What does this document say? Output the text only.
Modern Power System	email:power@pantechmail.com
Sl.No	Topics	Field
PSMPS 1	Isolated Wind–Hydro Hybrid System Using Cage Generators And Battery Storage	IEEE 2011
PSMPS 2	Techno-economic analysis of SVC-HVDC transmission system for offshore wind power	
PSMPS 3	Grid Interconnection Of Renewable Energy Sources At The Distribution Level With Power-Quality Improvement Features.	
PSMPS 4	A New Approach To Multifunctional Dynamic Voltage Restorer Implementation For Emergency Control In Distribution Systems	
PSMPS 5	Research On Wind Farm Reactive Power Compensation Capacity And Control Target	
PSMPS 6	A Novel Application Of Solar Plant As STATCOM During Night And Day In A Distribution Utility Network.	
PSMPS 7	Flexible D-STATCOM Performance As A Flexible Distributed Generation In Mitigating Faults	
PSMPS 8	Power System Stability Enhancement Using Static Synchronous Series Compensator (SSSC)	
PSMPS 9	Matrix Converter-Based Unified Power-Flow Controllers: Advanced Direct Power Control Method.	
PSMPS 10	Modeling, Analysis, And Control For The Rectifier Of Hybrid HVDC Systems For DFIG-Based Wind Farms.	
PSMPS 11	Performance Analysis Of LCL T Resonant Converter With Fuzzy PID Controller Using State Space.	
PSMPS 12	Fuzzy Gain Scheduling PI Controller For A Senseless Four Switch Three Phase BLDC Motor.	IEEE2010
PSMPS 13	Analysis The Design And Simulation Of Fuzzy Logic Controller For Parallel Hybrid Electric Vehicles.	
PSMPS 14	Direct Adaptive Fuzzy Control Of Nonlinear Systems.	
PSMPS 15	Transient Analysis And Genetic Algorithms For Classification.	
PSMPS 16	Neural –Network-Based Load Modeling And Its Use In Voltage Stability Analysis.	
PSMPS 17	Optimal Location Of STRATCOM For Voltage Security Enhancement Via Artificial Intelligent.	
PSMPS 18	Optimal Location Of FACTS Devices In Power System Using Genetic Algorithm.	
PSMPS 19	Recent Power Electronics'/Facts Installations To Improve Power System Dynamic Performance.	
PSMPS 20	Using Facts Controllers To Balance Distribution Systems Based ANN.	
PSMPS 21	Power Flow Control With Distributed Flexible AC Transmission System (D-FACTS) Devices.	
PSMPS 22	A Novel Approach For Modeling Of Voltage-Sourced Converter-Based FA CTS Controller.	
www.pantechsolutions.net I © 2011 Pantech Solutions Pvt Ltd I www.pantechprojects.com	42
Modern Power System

====================

§ **WRITTEN TASK**:
For the data above, state how many lines contain "Distributed"; the number is the whole answer.

§ **FULL OUTPUT**:
2